*** Opening of Excerpted records ***

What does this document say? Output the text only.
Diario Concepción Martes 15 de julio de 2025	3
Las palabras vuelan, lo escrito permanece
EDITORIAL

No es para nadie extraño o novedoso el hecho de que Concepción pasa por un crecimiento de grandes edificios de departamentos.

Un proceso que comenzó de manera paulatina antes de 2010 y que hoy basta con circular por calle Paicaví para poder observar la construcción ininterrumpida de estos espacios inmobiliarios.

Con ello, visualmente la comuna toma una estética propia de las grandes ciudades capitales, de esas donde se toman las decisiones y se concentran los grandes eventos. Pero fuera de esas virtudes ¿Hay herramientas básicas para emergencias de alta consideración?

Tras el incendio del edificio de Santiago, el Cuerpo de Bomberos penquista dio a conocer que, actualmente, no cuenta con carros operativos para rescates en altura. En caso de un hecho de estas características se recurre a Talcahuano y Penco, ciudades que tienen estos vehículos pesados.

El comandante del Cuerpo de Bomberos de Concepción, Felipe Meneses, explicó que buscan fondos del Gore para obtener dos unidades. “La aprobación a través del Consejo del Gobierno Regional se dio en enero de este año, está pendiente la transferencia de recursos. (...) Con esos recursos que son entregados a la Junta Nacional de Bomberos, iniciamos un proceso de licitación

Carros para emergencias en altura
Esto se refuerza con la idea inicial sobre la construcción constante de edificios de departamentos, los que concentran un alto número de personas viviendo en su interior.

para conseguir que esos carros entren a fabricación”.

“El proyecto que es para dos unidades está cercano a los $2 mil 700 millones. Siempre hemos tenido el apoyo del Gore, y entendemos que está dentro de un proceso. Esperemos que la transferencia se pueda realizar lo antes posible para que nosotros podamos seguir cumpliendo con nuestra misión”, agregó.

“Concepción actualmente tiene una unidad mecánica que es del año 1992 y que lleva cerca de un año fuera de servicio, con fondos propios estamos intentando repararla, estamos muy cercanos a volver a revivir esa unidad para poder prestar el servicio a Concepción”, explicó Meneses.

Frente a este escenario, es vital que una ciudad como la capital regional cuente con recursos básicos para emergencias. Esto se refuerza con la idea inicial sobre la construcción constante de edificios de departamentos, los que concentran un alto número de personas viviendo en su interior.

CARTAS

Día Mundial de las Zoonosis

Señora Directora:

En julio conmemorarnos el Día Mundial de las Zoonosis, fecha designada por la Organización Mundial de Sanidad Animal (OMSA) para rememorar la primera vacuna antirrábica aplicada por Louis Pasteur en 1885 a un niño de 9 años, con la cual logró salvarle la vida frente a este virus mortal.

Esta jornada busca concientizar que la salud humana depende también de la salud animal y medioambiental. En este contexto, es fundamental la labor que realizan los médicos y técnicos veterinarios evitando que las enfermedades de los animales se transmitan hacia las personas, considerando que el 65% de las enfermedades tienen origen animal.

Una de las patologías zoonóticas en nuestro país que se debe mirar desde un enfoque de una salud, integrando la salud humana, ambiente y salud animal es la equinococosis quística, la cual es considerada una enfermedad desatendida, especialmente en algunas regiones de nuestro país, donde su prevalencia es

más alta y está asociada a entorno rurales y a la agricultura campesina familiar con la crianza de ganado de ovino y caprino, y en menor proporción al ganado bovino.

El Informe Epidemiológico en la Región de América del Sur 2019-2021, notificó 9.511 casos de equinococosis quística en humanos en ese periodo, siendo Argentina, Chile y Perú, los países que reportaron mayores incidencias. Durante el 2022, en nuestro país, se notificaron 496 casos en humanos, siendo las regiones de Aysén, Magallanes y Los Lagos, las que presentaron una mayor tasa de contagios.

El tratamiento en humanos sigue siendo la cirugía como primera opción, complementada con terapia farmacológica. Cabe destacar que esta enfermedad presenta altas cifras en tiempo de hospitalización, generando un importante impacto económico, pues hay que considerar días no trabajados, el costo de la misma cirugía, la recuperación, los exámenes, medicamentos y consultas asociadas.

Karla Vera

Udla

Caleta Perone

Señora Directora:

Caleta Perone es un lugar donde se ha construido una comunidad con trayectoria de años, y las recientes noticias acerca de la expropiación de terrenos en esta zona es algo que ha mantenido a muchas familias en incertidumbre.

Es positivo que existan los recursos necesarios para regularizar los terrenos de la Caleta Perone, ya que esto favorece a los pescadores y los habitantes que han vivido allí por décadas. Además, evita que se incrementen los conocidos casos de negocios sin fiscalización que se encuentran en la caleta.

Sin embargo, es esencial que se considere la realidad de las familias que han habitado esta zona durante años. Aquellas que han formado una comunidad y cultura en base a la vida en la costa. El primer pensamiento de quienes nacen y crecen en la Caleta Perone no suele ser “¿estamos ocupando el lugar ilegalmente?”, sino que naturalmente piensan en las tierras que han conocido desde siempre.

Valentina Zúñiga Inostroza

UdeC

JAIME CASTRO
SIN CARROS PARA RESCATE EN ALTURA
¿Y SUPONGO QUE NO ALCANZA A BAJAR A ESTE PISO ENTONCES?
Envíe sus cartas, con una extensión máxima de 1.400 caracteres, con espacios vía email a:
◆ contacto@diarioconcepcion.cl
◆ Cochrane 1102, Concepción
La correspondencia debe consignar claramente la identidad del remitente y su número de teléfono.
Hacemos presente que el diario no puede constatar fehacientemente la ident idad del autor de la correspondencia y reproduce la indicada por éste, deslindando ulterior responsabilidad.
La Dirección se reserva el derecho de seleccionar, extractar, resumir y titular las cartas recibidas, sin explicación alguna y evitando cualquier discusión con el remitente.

*** Close of Excerpted records ***

**Task objective**: Each line of the listing above should be output exactly.

**Answer section**:
What does this document say? Output the text only.
Diario Concepción Martes 15 de julio de 2025	3
Las palabras vuelan, lo escrito permanece
EDITORIAL

No es para nadie extraño o novedoso el hecho de que Concepción pasa por un crecimiento de grandes edificios de departamentos.

Un proceso que comenzó de manera paulatina antes de 2010 y que hoy basta con circular por calle Paicaví para poder observar la construcción ininterrumpida de estos espacios inmobiliarios.

Con ello, visualmente la comuna toma una estética propia de las grandes ciudades capitales, de esas donde se toman las decisiones y se concentran los grandes eventos. Pero fuera de esas virtudes ¿Hay herramientas básicas para emergencias de alta consideración?

Tras el incendio del edificio de Santiago, el Cuerpo de Bomberos penquista dio a conocer que, actualmente, no cuenta con carros operativos para rescates en altura. En caso de un hecho de estas características se recurre a Talcahuano y Penco, ciudades que tienen estos vehículos pesados.

El comandante del Cuerpo de Bomberos de Concepción, Felipe Meneses, explicó que buscan fondos del Gore para obtener dos unidades. “La aprobación a través del Consejo del Gobierno Regional se dio en enero de este año, está pendiente la transferencia de recursos. (...) Con esos recursos que son entregados a la Junta Nacional de Bomberos, iniciamos un proceso de licitación

Carros para emergencias en altura
Esto se refuerza con la idea inicial sobre la construcción constante de edificios de departamentos, los que concentran un alto número de personas viviendo en su interior.

para conseguir que esos carros entren a fabricación”.

“El proyecto que es para dos unidades está cercano a los $2 mil 700 millones. Siempre hemos tenido el apoyo del Gore, y entendemos que está dentro de un proceso. Esperemos que la transferencia se pueda realizar lo antes posible para que nosotros podamos seguir cumpliendo con nuestra misión”, agregó.

“Concepción actualmente tiene una unidad mecánica que es del año 1992 y que lleva cerca de un año fuera de servicio, con fondos propios estamos intentando repararla, estamos muy cercanos a volver a revivir esa unidad para poder prestar el servicio a Concepción”, explicó Meneses.

Frente a este escenario, es vital que una ciudad como la capital regional cuente con recursos básicos para emergencias. Esto se refuerza con la idea inicial sobre la construcción constante de edificios de departamentos, los que concentran un alto número de personas viviendo en su interior.

CARTAS

Día Mundial de las Zoonosis

Señora Directora:

En julio conmemorarnos el Día Mundial de las Zoonosis, fecha designada por la Organización Mundial de Sanidad Animal (OMSA) para rememorar la primera vacuna antirrábica aplicada por Louis Pasteur en 1885 a un niño de 9 años, con la cual logró salvarle la vida frente a este virus mortal.

Esta jornada busca concientizar que la salud humana depende también de la salud animal y medioambiental. En este contexto, es fundamental la labor que realizan los médicos y técnicos veterinarios evitando que las enfermedades de los animales se transmitan hacia las personas, considerando que el 65% de las enfermedades tienen origen animal.

Una de las patologías zoonóticas en nuestro país que se debe mirar desde un enfoque de una salud, integrando la salud humana, ambiente y salud animal es la equinococosis quística, la cual es considerada una enfermedad desatendida, especialmente en algunas regiones de nuestro país, donde su prevalencia es

más alta y está asociada a entorno rurales y a la agricultura campesina familiar con la crianza de ganado de ovino y caprino, y en menor proporción al ganado bovino.

El Informe Epidemiológico en la Región de América del Sur 2019-2021, notificó 9.511 casos de equinococosis quística en humanos en ese periodo, siendo Argentina, Chile y Perú, los países que reportaron mayores incidencias. Durante el 2022, en nuestro país, se notificaron 496 casos en humanos, siendo las regiones de Aysén, Magallanes y Los Lagos, las que presentaron una mayor tasa de contagios.

El tratamiento en humanos sigue siendo la cirugía como primera opción, complementada con terapia farmacológica. Cabe destacar que esta enfermedad presenta altas cifras en tiempo de hospitalización, generando un importante impacto económico, pues hay que considerar días no trabajados, el costo de la misma cirugía, la recuperación, los exámenes, medicamentos y consultas asociadas.

Karla Vera

Udla

Caleta Perone

Señora Directora:

Caleta Perone es un lugar donde se ha construido una comunidad con trayectoria de años, y las recientes noticias acerca de la expropiación de terrenos en esta zona es algo que ha mantenido a muchas familias en incertidumbre.

Es positivo que existan los recursos necesarios para regularizar los terrenos de la Caleta Perone, ya que esto favorece a los pescadores y los habitantes que han vivido allí por décadas. Además, evita que se incrementen los conocidos casos de negocios sin fiscalización que se encuentran en la caleta.

Sin embargo, es esencial que se considere la realidad de las familias que han habitado esta zona durante años. Aquellas que han formado una comunidad y cultura en base a la vida en la costa. El primer pensamiento de quienes nacen y crecen en la Caleta Perone no suele ser “¿estamos ocupando el lugar ilegalmente?”, sino que naturalmente piensan en las tierras que han conocido desde siempre.

Valentina Zúñiga Inostroza

UdeC

JAIME CASTRO
SIN CARROS PARA RESCATE EN ALTURA
¿Y SUPONGO QUE NO ALCANZA A BAJAR A ESTE PISO ENTONCES?
Envíe sus cartas, con una extensión máxima de 1.400 caracteres, con espacios vía email a:
◆ contacto@diarioconcepcion.cl
◆ Cochrane 1102, Concepción
La correspondencia debe consignar claramente la identidad del remitente y su número de teléfono.
Hacemos presente que el diario no puede constatar fehacientemente la ident idad del autor de la correspondencia y reproduce la indicada por éste, deslindando ulterior responsabilidad.
La Dirección se reserva el derecho de seleccionar, extractar, resumir y titular las cartas recibidas, sin explicación alguna y evitando cualquier discusión con el remitente.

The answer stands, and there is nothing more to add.